#### TEXT SECTION:
======
Focus 1 - Rationale and Goals


The fundamental challenge of this focus was to produce improved, extended, and consistent time series of climate forcings, both natural and anthropogenic. Accurate reconstructions of climate forcings allow climate system models to be used to quantify the spatial and temporal sensitivity of the climate system, and to understand its natural variability (see figure). This allows us to put the present, past, and projected future climate changes in context.

Emphasis was placed on on the last 2 kyr, the Holocene and the Pleistocene, at annual, annual-to-centennial, and glacial-interglacial to sub-millennial timescales, respectively.

Climate forcings are imposed radiative perturbations of the Earth’s energy balance and can be of natural or anthropogenic origin (NRC, 2001).

We distinguished between primary and secondary forcings. Primary climate forcings are those that are externally imposed on the climate system, and do not result from natural feedback processes in the Earth System. Orbital solar insolation, irradiance intensity and volcanic aerosols are therefore classified as primary forcings. Secondary natural climate forcings include those induced by mineral dust, greenhouse gases, land cover, sea ice, continental ice and sea level. They also impact the radiative balance of the atmosphere but are classified as secondary because their level is controlled by feedbacks in the Earth System, and hence depend directly on the climate state itself. Some forcings can be both primary and secondary, such as greenhouse gases, land cover, and aerosols.


- Orbital solar insolation - To tie together the timing of insolation changes and of climatic and environmental responses and to unravel how the geometric, spatial, and seasonal components of orbital insolation changes affected the Earth System.

- Solar irradiance – To improve the documentation and understanding of solar irradiance variations. This necessitates progress in our understanding of irradiance proxies, such as sunspot numbers and cosmogenic signatures in ice cores and tree rings, and that we disentangle solar from non-solar influences. The ultimate goals are to extend the low-frequency solar forcing record back through the entire Holocene, retrieve more detailed and spatially distributed records of cosmogenic isotopes, and interpret them in association with modeling of the mechanisms affecting the isotope concentration in ice and marine sediments.
======
[Saved entries]

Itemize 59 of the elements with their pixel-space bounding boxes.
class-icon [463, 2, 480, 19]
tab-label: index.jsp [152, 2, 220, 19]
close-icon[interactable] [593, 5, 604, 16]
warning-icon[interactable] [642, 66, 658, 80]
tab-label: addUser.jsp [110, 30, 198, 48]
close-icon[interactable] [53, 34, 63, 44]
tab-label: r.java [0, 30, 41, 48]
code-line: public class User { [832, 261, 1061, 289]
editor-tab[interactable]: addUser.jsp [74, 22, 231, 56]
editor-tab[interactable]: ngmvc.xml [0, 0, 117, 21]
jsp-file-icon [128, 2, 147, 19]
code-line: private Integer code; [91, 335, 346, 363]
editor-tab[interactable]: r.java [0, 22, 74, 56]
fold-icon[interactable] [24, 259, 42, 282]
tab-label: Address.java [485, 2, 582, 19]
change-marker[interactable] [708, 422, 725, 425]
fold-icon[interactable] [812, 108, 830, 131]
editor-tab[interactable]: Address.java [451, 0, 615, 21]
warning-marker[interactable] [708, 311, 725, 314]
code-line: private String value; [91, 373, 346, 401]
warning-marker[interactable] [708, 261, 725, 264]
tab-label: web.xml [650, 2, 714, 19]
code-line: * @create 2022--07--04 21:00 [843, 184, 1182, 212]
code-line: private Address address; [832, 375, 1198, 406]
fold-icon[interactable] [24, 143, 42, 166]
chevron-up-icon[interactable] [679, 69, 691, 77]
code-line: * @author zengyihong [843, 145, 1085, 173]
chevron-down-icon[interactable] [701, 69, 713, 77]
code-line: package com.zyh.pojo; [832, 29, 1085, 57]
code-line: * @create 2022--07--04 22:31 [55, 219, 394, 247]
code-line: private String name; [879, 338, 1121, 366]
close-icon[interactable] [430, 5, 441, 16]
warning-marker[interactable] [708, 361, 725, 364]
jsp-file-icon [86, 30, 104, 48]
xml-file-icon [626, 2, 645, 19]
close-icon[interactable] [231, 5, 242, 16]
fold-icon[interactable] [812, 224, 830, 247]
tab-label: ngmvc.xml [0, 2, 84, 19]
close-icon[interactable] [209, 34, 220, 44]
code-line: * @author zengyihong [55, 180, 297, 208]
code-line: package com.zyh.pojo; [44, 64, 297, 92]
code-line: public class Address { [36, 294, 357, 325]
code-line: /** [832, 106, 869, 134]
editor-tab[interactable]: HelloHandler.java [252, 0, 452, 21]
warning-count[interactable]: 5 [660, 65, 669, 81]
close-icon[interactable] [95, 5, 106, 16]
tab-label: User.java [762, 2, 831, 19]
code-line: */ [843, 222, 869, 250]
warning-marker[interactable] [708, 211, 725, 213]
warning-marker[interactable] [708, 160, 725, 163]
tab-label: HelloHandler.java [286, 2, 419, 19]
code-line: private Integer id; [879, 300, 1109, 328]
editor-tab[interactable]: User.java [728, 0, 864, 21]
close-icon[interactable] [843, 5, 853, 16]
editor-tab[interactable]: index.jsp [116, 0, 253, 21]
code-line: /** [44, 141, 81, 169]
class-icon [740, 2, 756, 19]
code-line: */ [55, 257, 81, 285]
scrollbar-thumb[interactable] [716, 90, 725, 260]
======
#### PROMPT 1:
For each statement below, say whether it agrees with the text on climate forcings. Answer yes or no, and quote the deciding words from the text. (a) Volcanic aerosols are classified as primary forcings. (b) Sea ice is classified as a primary forcing. (c) Greenhouse gases can be both primary and secondary forcings.
#### PROMPT 2:
Rewrite the part of the text on climate forcings that opens with the words containing "Emphasis was placed" and closes with "origin (NRC, 2001).", substituting "radiative disturbances" for "radiative perturbations".
#### PROMPT 3:
Write what follows the final sentence of the text on climate forcings.

#### ANSWER 1:
(a) Yes: "Orbital solar insolation, irradiance intensity and volcanic aerosols are therefore classified as primary forcings."
(b) No: "Secondary natural climate forcings include those induced by mineral dust, greenhouse gases, land cover, sea ice, continental ice and sea level."
(c) Yes: "Some forcings can be both primary and secondary, such as greenhouse gases, land cover, and aerosols."

#### ANSWER 2:
Emphasis was placed on on the last 2 kyr, the Holocene and the Pleistocene, at annual, annual-to-centennial, and glacial-interglacial to sub-millennial timescales, respectively.

Climate forcings are imposed radiative disturbances of the Earth’s energy balance and can be of natural or anthropogenic origin (NRC, 2001).

#### ANSWER 3:
- Volcanic aerosols – To establish dates, latitude, magnitude and radiative impact of explosive volcanic eruptions through correlation of more ice core records and the development of new tracers, such as the identification of stratospheric eruptions through studies of isotopes in sulfate. The ultimate goal is to extend the detailed record of volcanic forcing through the entire Holocene.

- Mineral dust – To better understand dust loading at a variety of sites—high and low latitudes, continental and oceanic—in order to better constrain the temporal and spatial character of mineral aerosol forcing over glacial-interglacial cycles.

- Greenhouse gases – To improve the record of atmospheric N2O variations and the temporal resolution of the CO2 records. To better constrain the phasing between insolation, greenhouse gas concentrations and climate-environment responses during climate transitions; development of coupled carbon-climate models in the frame of glacial-interglacial changes.

- Land cover – To obtain better records and understanding of regional changes in land use and land cover though vegetation reconstructions and indirect evidence, such as paleofire activity, denudation and soil erosion rates.

- Sea ice – To improve seasonal reconstructions of past changes in sea-ice cover for a better quantification of the albedo and ocean-atmosphere gas exchange of the high-latitude oceans.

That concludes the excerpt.